-- WRITTEN EXERCISE --
Your task is to locate every line holding the string "работы" and to copy each of them.

-- EXERCISE DATA --
○ ○ ○

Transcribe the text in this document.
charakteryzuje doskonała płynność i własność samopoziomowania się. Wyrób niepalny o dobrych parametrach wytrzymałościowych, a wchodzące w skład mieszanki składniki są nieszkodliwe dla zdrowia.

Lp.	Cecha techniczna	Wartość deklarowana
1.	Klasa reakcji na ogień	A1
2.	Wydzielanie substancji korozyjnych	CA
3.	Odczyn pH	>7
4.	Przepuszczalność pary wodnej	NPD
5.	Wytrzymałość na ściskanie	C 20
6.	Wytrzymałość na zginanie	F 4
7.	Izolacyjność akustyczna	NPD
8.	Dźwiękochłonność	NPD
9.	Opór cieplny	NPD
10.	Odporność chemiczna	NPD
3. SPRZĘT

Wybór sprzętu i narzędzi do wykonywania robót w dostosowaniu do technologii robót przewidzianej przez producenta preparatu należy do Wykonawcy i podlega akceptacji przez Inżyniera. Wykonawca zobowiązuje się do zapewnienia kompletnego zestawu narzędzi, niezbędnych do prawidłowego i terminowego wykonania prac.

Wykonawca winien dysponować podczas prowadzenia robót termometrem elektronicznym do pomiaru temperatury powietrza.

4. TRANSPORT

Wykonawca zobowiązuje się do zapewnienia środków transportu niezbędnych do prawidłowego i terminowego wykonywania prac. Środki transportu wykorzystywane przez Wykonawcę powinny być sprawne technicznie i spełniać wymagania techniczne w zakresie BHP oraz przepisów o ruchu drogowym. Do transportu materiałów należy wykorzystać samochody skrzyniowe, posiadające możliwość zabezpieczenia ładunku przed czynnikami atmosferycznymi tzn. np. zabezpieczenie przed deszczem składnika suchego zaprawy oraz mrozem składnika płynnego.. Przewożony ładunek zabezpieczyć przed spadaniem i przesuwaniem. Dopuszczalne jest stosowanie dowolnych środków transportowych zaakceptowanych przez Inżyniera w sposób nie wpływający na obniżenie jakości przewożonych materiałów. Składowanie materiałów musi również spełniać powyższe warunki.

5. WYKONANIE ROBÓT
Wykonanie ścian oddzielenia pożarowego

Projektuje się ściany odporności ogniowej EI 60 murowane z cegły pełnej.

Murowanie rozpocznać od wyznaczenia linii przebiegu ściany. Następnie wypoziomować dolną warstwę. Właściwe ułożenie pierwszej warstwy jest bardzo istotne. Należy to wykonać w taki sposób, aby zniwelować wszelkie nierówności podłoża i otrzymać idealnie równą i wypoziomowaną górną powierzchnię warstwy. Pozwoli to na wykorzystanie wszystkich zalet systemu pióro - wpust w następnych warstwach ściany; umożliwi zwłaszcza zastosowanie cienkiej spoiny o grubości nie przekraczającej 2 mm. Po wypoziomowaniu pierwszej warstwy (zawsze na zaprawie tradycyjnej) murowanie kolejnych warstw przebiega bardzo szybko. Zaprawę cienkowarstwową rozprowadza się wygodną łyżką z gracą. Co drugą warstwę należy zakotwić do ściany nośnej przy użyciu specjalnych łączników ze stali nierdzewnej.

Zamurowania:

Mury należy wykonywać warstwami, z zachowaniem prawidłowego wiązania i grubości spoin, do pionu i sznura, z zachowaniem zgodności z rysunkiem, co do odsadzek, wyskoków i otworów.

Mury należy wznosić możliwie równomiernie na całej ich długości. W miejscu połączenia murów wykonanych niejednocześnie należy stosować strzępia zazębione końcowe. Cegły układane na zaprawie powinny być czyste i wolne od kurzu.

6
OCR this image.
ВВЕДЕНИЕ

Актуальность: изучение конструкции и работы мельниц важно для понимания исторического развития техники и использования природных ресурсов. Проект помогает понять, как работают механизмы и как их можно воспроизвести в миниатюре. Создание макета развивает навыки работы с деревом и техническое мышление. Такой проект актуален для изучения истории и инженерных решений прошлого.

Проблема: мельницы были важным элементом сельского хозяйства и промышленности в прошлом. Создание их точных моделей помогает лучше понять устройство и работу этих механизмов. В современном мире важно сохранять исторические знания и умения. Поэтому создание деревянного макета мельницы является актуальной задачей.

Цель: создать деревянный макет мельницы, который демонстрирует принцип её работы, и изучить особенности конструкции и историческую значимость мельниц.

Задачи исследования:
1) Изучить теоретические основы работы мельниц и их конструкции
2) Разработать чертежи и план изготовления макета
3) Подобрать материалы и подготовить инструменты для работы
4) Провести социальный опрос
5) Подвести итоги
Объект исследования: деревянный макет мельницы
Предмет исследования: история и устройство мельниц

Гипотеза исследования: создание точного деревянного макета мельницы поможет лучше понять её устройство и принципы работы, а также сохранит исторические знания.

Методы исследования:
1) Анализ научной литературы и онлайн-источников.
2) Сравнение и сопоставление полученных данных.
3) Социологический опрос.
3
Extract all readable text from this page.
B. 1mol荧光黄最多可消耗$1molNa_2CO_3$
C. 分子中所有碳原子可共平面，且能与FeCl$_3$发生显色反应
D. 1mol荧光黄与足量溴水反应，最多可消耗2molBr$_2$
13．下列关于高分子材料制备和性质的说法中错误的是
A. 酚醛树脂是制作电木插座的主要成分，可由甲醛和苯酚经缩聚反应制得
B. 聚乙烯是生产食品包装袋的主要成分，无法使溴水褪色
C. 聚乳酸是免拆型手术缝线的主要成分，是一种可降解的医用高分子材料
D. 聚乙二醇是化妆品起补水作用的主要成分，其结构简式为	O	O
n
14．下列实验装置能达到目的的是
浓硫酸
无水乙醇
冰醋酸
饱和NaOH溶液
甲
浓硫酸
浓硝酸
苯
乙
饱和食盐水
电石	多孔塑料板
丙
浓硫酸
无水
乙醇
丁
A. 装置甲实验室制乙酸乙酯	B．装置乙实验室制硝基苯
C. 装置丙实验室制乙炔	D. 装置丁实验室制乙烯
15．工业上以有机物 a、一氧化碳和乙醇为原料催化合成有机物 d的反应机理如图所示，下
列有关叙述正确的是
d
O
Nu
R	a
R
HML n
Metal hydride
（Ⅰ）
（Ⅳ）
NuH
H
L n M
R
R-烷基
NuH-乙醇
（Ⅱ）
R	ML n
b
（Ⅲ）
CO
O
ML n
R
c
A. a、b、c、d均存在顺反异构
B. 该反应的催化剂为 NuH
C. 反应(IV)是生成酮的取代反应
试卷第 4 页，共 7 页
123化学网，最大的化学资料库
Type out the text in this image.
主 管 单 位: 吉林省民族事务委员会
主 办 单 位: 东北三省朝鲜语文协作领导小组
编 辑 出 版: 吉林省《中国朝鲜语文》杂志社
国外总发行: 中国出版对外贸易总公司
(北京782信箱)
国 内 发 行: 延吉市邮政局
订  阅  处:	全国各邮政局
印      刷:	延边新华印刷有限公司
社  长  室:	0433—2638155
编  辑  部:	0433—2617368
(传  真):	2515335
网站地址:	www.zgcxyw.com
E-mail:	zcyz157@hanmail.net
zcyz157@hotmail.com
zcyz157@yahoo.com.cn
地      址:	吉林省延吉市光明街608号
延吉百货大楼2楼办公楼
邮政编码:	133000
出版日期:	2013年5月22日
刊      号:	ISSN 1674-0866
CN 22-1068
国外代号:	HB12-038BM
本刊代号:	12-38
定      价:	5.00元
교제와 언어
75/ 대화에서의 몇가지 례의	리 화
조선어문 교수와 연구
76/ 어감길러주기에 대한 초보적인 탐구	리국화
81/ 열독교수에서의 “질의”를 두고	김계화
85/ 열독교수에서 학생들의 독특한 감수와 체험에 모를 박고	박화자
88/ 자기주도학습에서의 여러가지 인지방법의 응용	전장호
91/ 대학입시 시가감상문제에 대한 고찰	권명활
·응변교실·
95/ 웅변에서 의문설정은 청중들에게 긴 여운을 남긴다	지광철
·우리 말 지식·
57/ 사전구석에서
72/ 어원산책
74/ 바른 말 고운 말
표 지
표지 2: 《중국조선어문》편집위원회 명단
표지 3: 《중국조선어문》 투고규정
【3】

○ ○ ○

-- WRITTEN SOLUTION --
Актуальность: изучение конструкции и работы мельниц важно для понимания исторического развития техники и использования природных ресурсов. Проект помогает понять, как работают механизмы и как их можно воспроизвести в миниатюре. Создание макета развивает навыки работы с деревом и техническое мышление. Такой проект актуален для изучения истории и инженерных решений прошлого.
Цель: создать деревянный макет мельницы, который демонстрирует принцип её работы, и изучить особенности конструкции и историческую значимость мельниц.
1) Изучить теоретические основы работы мельниц и их конструкции
3) Подобрать материалы и подготовить инструменты для работы
Гипотеза исследования: создание точного деревянного макета мельницы поможет лучше понять её устройство и принципы работы, а также сохранит исторические знания.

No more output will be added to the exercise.